# [Exercise objective]
Scan the following material for the string "全面实行网上登记" and copy each line in which it appears.

+ + + +

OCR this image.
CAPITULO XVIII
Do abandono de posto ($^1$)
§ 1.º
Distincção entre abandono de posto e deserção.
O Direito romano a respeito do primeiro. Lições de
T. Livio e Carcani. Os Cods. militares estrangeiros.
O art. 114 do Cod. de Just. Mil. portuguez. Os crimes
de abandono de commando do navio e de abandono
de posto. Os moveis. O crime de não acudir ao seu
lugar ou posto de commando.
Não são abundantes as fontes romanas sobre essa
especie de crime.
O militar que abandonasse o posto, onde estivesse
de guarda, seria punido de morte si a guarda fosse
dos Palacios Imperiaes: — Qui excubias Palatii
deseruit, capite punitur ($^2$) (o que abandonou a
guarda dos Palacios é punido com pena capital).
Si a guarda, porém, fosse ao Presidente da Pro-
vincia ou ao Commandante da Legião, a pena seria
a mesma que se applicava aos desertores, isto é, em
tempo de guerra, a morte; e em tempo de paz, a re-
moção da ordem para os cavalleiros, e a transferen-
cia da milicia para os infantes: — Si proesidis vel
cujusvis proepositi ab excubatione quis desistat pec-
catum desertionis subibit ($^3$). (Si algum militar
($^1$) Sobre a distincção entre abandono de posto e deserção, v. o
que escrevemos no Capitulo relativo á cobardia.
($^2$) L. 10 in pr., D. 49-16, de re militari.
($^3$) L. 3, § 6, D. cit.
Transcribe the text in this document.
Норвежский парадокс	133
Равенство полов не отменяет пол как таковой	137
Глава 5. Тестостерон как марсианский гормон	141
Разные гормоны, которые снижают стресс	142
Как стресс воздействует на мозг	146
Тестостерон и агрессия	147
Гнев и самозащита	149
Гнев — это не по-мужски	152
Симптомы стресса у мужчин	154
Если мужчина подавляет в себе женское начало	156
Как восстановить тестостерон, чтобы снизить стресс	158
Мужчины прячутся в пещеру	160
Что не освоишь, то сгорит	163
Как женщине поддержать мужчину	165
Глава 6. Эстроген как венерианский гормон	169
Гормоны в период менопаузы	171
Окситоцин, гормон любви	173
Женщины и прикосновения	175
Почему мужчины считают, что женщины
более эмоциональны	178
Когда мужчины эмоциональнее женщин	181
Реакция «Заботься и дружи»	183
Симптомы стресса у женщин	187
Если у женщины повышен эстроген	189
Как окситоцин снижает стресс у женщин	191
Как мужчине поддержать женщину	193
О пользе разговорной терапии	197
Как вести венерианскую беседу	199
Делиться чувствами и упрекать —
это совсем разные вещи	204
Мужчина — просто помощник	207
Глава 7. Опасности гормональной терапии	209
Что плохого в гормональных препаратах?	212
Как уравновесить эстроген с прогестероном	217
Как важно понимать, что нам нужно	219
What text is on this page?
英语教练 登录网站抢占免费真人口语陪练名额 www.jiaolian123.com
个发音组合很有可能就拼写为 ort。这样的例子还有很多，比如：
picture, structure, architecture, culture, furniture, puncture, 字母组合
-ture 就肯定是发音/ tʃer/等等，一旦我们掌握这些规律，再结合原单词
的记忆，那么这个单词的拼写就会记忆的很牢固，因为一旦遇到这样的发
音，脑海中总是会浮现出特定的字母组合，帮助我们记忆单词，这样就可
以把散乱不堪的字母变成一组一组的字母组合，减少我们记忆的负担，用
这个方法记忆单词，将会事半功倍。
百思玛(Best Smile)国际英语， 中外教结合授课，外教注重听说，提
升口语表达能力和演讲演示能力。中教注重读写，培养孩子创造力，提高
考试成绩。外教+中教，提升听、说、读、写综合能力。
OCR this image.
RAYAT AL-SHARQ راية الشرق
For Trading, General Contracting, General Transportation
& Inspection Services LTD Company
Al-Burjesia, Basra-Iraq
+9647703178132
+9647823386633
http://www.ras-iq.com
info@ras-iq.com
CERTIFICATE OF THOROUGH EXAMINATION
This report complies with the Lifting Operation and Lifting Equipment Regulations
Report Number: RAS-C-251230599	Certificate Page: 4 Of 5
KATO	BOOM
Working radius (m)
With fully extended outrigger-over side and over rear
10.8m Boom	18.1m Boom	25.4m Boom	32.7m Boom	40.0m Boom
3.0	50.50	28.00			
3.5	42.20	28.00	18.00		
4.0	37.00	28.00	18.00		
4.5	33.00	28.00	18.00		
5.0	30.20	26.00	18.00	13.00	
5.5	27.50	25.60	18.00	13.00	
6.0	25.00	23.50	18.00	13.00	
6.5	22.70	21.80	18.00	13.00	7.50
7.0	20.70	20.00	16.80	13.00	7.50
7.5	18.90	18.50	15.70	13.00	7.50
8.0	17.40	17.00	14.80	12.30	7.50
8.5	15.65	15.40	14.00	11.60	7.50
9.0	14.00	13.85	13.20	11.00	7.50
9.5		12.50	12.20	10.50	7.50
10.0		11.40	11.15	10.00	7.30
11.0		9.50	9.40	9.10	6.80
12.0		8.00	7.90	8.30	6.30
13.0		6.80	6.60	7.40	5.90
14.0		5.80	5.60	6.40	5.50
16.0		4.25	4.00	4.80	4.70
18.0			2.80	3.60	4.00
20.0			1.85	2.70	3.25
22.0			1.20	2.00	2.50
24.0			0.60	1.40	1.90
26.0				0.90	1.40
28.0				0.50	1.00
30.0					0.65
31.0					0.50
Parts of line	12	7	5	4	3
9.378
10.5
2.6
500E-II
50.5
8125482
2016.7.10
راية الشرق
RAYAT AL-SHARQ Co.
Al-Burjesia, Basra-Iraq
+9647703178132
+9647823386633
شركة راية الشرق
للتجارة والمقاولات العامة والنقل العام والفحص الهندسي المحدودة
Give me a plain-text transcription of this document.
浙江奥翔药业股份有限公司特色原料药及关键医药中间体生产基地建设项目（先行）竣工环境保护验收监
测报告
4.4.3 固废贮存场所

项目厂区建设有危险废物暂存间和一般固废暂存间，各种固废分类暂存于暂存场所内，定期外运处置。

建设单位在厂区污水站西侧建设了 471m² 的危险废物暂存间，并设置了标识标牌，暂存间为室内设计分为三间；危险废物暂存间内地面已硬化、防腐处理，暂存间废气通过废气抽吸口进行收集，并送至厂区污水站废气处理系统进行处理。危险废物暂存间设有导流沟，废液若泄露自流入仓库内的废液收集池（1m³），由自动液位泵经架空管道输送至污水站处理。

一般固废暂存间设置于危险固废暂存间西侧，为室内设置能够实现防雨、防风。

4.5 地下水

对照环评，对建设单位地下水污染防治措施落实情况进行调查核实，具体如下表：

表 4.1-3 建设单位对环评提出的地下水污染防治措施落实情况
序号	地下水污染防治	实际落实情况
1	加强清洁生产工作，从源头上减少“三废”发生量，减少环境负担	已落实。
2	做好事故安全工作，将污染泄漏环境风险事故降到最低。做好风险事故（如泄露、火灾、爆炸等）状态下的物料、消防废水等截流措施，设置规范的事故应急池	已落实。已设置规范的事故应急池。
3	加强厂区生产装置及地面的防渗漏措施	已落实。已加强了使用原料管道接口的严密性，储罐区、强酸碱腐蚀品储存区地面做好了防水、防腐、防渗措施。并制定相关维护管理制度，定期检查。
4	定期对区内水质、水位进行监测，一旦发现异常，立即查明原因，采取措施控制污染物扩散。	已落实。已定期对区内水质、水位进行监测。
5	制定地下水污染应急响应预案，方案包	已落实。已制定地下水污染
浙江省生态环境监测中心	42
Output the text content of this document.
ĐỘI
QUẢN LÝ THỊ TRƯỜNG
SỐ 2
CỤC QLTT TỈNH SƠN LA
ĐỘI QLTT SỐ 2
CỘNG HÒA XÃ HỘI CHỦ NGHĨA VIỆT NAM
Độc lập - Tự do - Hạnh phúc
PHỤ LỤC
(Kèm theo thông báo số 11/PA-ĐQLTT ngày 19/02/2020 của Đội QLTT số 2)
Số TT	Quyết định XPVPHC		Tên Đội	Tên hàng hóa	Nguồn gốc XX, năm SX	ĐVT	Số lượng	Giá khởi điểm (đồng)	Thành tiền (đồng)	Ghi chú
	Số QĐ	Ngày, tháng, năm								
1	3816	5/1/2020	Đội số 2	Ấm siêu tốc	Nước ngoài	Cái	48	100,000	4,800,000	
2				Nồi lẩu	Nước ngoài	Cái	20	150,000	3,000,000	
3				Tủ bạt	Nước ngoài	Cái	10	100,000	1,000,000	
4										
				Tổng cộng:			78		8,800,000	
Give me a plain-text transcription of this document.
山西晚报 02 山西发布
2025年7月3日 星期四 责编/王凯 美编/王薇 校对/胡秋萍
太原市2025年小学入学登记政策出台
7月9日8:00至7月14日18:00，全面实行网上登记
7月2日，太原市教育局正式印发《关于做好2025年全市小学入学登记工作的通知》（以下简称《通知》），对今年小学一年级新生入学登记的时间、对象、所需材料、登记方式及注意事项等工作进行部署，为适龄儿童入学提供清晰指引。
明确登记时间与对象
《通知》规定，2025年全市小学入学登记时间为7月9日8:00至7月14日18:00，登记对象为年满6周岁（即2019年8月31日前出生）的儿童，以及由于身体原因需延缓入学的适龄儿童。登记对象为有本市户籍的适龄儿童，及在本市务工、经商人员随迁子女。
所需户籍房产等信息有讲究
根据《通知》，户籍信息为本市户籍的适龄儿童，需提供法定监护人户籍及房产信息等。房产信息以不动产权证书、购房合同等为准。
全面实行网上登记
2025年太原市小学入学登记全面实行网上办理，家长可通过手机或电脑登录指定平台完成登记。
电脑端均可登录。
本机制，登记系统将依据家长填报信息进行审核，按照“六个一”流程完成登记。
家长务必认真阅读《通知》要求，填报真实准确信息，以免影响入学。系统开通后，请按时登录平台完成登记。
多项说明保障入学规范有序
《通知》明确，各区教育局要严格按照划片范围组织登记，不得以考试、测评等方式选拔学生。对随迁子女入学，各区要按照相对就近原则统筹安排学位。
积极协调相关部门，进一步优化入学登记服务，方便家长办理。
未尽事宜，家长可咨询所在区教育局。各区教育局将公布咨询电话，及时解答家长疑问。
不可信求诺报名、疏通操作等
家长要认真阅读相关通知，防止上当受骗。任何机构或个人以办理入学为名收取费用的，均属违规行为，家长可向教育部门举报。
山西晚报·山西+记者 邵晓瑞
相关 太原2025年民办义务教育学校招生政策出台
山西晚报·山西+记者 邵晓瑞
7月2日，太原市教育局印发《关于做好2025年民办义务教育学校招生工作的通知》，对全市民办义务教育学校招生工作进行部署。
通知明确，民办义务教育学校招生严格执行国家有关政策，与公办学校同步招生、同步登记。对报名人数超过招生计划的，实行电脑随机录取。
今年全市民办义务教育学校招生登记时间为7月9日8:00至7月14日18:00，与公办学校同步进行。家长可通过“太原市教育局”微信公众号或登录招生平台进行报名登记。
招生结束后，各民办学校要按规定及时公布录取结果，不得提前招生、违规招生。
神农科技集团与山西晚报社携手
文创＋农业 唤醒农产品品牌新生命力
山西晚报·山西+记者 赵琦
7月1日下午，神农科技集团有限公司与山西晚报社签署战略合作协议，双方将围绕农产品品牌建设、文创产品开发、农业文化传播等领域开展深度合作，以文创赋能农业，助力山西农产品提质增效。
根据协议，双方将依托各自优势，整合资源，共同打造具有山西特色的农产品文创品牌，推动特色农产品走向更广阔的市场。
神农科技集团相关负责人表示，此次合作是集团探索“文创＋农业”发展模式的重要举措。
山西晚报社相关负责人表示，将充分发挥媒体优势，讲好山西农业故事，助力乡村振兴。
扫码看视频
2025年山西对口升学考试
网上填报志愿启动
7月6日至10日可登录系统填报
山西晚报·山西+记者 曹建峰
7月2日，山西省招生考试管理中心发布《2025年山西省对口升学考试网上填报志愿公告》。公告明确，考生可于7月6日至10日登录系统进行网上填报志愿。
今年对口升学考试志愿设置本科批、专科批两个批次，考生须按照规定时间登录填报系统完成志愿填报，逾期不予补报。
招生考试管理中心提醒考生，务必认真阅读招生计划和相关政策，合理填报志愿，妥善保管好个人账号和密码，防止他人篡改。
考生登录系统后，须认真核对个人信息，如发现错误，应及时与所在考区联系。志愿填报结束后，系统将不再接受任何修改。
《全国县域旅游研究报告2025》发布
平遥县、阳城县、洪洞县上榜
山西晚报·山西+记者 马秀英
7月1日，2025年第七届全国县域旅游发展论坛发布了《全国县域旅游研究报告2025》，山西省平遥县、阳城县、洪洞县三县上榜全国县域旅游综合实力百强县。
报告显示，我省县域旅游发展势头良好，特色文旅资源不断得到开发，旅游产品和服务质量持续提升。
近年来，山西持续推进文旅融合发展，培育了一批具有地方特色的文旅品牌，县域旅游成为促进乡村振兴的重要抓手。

+ + + +

# [Answer to the problem]
7月9日8:00至7月14日18:00，全面实行网上登记
全面实行网上登记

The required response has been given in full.